▶ _Textauszug_
____

Pentala Harikrishna: "Beat the French Defense with 3.Sc3"

von Uwe Bekemann (Kommentare: 0)

Pentala Harikrishna
Beat the French Defense with 3.Sc3
451 Seiten, kartoniert
ISBN: 9789492510976
31,95 Euro

„Beat the French Defense with 3.Sc3“ ist der Titel einer Neuerscheinung des Jahres 2021 bei Thinkers Publishing aus Belgien. Mit Pentala Harikrishna hat es einen Autor, der seit Jahren zu den besten Spielern der Welt zählt.

Er stellt ein Komplettrepertoire gegen die Französische Verteidigung nach 1.e4 e6 2.d4 d5 vor, wobei er alles andere als 3.Sc3 ausschließt. Damit führt er das Spiel an der Tarrasch-Variante (3.Sd2), an der Vorstoßvariante wie auch der Abtauschvariante vorbei, um die Hauptalternativen zu bezeichnen. Inwieweit für die Abtauschvariante Einschränkungen dieser Aussage angebracht sind, greife ich etwas später auf.


Zunächst hat mich interessiert, was Harikrishna gegen die Winawer-Variante vorschlägt, die Schwarz am häufigsten nach 3.Sc3 anstrebt und in der sich ein breiter Fächer der Theorie ergibt. Hierfür hat er einen eigenen Abschnitt eingerichtet, Teil 6 von sechs. Überschrieben ist er mit „Anti-Winawer“ und enthält drei Kapitel, jeweils natürlich auf die schwarze Erwiderung 3…Lb4. Seine Empfehlungen basieren allesamt auf der Fortsetzung 4.exd5. Nun hängt es davon ab, womit Schwarz antwortet. Für 4…Dxd5, von ihm als Katalymov-Variante bezeichnet, hat er Kapitel 18 eingearbeitet. Im Kapitel 19 geht es um die Fortsetzung 4…exd5 5.Ld3 und …Sf6 und …Se7, während Kapitel 20 sich mit 4…exd5 5.Ld3 und dann …Sc6 und …c6 befasst.

Mit dieser Zusammenstellung schafft es das Werk, die Theorie nach 3…Lb4 auf ein übersichtliches Maß einzudampfen.

____

▶ _Datenauszug_

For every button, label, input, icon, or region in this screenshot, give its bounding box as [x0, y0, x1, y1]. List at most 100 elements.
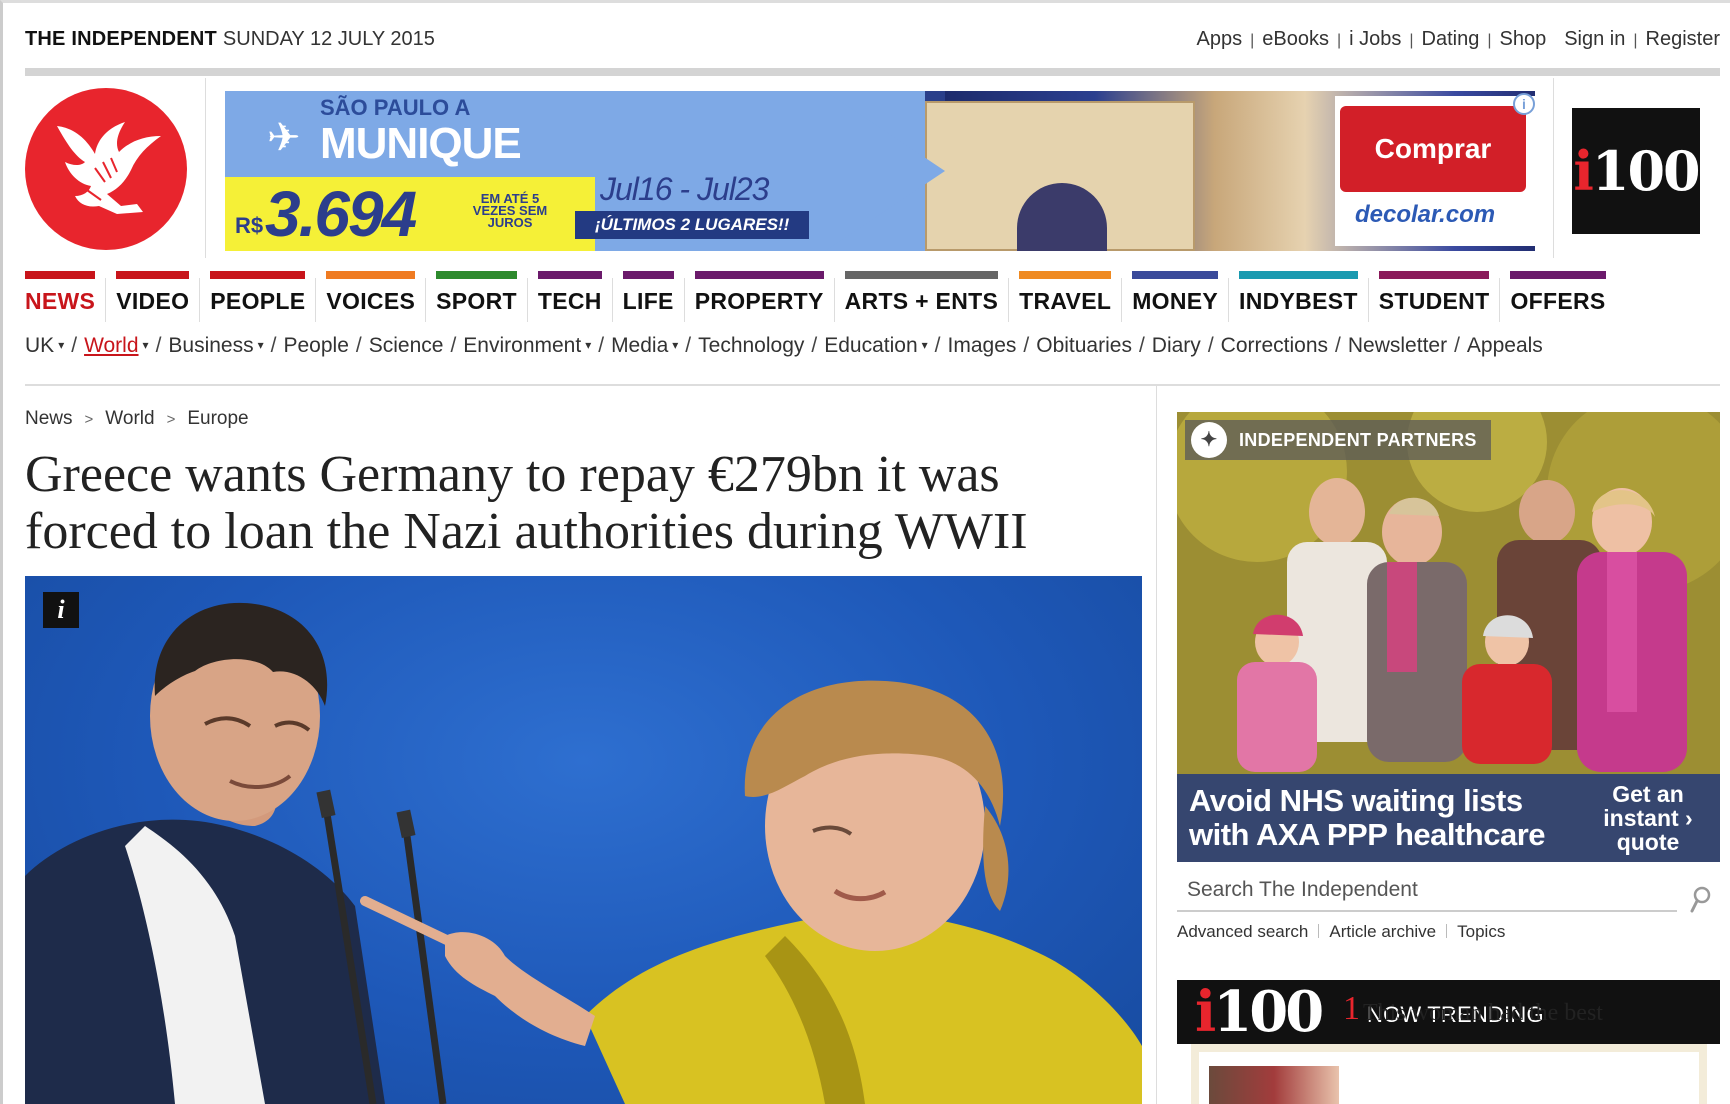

____

▶ _Aufgaben_
1. Fasse die Buchbesprechung in zwei Sätzen zusammen.
2. Schreibe die Buchbesprechung im Anschluss an ihren letzten Satz weiter.
Die Daten haben mit der Buchbesprechung nichts zu tun.

▶ _Antworten_
1. Die Buchbesprechung stellt Pentala Harikrishnas 2021 bei Thinkers Publishing erschienenes Buch „Beat the French Defense with 3.Sc3“ vor, das ein Komplettrepertoire gegen die Französische Verteidigung anbietet und dabei alles andere als 3.Sc3 ausschließt. Gegen die Winawer-Variante 3…Lb4 baut der Autor in den drei Kapiteln des sechsten Teils durchweg auf 4.exd5, womit das Werk die Theorie auf ein übersichtliches Maß eindampft.

2.
Die Katalymov-Variante kommt zumindest im oberen Leistungsbereich in der Praxis auch heute noch recht selten auf das Brett, obwohl sie schon mal von Jeroen Bosch in seiner Reihe „Secrets of Opening Surprises“ (SOS) vorgestellt worden ist, was in anderen Fällen einen erkennbaren Einfluss auf die Popularität von Spielweisen hatte. Harikrishna hat das System auch selbst schon gespielt, was er zu Beginn erwähnt, und bietet seine Ergebnisse entsprechend aus Überzeugung hinsichtlich der Spielbarkeit im Turnierschach an.

Das System ist von Weiß recht einfach zu spielen und die Partie geht – im Zusammenwirken mit den Varianten in den beiden Folgekapiteln – den Hauptlinien in der Winawer-Variante wirksam aus dem Weg.

Zu den weißen Erfolgsaussichten sehe ich die Katalymov-Variante als eine weniger kritische Spielweise an. Nach dem natürlichen Fortgang mit 5.Sf3 Sf6 empfiehlt Harikrishna 6.Ld3 und kommt nach 6…Se4 7.0-0! in der Folge zu guten Aussichten für Weiß.

In den Kapiteln 19 und 20 schlägt Schwarz mit 4…exd5 zurück, so dass eine Stellung entsteht, die auch über die Abtauschvariante mit anschließendem 4.Sc3 Lb4 auf das Brett kommen kann. Allerdings ist in der Winawer-Variante 4.e5 der klare Platzhirsch und 4.exd5 der Nebenweg.

Die Überschriften der weiteren 5 Buchabschnitte sind:

  • Teil 1: Odds and Ends
  • Teil 2: 3…Sc6
  • Teil 3: Rubinstein Variation
  • Teil 4: 3…Sf6 4.e5 & 5.Sce2
  • Teil 5: 3…Sf6 4.e5 & 5.f4.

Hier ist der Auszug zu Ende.